YOUR TASK: Extract each line holding the word "server" from the entries.

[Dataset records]
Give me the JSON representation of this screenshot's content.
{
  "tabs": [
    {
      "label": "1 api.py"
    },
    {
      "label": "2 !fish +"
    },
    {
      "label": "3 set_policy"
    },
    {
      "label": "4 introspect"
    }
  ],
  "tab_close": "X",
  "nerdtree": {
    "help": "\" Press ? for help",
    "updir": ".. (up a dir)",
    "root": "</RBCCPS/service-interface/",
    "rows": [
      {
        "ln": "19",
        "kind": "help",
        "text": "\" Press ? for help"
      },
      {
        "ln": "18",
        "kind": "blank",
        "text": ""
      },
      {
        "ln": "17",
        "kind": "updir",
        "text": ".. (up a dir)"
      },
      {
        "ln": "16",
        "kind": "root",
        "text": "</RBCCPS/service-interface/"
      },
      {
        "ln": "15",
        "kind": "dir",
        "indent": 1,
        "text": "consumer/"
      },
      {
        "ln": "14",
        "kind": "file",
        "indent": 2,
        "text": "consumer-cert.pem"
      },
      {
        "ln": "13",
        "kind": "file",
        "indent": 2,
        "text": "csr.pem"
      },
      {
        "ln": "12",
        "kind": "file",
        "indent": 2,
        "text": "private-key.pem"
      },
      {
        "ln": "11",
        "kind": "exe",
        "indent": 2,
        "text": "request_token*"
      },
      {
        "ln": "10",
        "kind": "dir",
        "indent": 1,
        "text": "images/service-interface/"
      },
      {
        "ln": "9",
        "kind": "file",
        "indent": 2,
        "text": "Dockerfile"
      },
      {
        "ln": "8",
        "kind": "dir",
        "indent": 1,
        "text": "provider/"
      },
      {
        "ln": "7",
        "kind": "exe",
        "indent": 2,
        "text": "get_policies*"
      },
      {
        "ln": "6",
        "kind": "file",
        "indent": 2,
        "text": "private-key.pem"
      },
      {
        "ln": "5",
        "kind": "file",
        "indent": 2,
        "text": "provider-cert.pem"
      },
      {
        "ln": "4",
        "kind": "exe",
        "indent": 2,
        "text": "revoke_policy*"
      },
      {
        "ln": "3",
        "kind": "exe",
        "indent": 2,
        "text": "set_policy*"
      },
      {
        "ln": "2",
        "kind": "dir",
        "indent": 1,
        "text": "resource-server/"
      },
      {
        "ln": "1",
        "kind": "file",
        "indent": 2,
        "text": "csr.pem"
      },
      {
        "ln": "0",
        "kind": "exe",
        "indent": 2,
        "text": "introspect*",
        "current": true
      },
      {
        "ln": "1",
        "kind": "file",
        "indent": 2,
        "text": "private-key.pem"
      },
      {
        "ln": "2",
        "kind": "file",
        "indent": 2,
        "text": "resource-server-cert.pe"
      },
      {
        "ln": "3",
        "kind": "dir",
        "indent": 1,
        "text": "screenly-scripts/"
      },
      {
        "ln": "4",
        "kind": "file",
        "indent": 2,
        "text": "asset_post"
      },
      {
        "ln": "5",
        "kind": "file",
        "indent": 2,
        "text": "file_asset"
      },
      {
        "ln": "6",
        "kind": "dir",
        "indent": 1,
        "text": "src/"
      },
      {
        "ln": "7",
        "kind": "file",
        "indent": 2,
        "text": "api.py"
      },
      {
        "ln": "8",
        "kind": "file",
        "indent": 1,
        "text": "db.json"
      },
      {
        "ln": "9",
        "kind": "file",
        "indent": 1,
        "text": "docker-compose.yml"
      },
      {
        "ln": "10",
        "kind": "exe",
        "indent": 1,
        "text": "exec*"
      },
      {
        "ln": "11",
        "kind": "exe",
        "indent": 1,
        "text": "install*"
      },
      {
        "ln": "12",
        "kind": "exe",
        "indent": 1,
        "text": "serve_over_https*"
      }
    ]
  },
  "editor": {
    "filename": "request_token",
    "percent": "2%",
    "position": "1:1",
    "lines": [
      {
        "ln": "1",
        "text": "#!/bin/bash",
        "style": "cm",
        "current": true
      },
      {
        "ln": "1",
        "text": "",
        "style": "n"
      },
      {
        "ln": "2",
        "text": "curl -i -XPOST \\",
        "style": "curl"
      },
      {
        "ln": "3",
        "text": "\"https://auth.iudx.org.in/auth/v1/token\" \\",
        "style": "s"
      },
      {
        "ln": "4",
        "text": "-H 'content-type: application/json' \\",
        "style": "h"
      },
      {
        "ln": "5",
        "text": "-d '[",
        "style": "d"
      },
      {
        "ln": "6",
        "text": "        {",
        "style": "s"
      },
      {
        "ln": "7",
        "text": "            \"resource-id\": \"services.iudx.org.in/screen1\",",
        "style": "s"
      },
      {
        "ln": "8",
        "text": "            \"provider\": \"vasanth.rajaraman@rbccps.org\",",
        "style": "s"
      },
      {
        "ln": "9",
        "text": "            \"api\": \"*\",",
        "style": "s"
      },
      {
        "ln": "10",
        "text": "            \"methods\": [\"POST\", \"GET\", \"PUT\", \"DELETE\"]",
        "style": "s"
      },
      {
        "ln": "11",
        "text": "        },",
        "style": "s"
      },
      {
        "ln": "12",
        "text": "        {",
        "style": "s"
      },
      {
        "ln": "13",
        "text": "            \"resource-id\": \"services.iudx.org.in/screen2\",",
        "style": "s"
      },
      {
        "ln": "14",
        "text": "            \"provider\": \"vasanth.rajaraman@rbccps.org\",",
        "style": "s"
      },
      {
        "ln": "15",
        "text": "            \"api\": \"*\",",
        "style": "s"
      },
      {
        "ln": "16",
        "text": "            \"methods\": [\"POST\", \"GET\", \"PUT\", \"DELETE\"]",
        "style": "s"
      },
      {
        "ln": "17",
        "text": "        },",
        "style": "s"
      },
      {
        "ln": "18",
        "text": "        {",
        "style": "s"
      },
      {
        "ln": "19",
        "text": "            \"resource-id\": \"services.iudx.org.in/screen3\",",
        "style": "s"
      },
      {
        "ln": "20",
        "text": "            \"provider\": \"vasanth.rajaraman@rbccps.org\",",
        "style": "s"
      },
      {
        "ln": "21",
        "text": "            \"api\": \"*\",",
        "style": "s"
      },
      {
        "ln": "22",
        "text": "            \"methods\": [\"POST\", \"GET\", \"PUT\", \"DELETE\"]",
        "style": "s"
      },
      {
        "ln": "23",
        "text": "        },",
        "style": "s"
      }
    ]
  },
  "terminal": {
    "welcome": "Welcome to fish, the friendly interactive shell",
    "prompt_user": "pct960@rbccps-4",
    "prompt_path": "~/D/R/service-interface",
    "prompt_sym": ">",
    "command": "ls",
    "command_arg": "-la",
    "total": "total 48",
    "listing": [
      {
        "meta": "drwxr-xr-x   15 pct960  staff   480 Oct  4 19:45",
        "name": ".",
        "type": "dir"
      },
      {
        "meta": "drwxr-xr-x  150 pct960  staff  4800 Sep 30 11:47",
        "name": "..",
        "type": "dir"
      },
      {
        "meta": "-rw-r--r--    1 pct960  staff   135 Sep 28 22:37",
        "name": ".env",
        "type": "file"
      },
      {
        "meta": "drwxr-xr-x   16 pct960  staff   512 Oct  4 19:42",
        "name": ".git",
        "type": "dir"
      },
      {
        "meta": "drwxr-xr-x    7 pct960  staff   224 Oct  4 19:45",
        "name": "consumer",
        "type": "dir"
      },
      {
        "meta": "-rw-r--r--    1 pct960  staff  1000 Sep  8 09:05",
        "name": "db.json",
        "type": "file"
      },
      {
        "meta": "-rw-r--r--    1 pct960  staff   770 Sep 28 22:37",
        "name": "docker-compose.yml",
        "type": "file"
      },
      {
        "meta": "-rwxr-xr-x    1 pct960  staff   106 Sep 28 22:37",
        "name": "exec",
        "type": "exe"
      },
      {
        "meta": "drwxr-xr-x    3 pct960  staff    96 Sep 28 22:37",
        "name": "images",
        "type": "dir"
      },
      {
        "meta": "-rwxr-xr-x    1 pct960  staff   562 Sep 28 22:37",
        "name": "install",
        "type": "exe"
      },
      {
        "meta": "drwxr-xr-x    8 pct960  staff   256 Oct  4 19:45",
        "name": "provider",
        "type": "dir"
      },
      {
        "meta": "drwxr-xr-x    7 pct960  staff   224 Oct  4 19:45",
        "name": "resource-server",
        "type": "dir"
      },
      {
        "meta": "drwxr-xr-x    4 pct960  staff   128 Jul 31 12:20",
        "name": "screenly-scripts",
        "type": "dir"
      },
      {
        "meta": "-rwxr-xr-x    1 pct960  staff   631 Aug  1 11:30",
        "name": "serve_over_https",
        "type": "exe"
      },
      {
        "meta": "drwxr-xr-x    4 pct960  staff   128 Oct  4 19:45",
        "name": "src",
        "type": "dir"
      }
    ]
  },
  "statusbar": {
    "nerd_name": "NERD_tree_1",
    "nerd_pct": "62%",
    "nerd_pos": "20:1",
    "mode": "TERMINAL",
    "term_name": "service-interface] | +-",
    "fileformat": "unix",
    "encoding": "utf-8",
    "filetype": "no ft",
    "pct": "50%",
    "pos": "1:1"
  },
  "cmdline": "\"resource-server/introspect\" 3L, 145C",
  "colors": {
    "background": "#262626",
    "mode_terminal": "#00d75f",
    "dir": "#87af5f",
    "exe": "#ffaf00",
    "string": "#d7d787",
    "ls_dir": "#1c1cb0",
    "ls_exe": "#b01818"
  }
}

RESULT FOR THIS TASK:
        "text": "resource-server/"
        "text": "resource-server-cert.pe"
        "name": "resource-server",
  "cmdline": "\"resource-server/introspect\" 3L, 145C",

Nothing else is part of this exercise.